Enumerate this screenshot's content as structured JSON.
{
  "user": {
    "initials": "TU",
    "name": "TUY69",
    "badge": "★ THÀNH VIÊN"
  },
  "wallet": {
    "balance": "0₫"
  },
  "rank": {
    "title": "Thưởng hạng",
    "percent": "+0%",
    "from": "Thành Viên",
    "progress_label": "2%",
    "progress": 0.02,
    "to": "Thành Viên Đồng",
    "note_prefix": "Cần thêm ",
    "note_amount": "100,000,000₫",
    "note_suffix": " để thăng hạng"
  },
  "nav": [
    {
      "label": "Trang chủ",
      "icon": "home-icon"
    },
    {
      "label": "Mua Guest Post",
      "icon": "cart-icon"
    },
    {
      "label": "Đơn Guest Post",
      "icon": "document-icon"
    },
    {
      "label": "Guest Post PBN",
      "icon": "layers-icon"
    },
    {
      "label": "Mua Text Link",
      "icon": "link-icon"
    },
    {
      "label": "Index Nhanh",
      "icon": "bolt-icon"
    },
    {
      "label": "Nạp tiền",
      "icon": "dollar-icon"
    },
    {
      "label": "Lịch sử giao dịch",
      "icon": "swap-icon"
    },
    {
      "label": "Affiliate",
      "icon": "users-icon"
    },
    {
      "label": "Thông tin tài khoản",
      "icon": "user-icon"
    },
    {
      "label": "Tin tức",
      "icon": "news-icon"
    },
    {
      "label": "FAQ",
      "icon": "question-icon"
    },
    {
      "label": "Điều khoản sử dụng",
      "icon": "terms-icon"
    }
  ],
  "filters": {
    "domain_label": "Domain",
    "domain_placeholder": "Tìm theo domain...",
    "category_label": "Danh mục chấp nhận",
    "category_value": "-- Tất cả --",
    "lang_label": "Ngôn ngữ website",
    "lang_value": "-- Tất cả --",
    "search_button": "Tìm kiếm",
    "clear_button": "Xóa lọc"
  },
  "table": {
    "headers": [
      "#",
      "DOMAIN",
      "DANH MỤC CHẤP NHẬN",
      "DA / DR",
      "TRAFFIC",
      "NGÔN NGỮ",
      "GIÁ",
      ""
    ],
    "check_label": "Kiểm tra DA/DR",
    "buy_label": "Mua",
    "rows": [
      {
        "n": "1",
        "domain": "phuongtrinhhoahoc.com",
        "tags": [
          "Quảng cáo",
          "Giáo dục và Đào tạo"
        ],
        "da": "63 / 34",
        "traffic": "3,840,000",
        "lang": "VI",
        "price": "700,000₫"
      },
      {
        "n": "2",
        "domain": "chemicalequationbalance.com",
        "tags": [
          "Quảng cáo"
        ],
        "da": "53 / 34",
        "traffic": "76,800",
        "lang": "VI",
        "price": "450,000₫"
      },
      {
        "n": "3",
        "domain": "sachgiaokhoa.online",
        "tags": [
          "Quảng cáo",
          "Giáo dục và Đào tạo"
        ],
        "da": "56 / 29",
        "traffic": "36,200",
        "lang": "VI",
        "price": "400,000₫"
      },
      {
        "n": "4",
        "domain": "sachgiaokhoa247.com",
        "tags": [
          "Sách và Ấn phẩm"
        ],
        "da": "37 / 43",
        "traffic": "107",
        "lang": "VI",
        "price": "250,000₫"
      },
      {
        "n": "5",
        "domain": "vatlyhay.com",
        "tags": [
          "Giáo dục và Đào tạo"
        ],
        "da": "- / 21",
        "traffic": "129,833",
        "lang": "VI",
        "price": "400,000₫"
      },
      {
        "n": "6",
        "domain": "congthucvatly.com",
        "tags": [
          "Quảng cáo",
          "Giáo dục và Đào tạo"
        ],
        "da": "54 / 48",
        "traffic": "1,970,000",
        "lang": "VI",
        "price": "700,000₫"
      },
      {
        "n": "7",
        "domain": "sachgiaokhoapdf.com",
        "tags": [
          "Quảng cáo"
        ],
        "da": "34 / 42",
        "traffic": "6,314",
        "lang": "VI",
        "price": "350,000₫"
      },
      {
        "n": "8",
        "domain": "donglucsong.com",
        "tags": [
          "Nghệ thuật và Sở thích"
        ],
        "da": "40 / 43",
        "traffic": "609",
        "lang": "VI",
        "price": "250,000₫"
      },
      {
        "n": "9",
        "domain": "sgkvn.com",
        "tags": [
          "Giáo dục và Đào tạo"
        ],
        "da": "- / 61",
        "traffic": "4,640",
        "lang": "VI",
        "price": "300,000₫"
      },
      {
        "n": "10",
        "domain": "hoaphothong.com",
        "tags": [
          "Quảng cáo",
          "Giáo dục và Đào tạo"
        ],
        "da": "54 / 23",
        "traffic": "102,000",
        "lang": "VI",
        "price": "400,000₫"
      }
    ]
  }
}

-=-=-=-=-

◆ Stated task
Find the lines with the string "hạng" and reproduce them.

◆ Final answer
    "title": "Thưởng hạng",
    "note_suffix": " để thăng hạng"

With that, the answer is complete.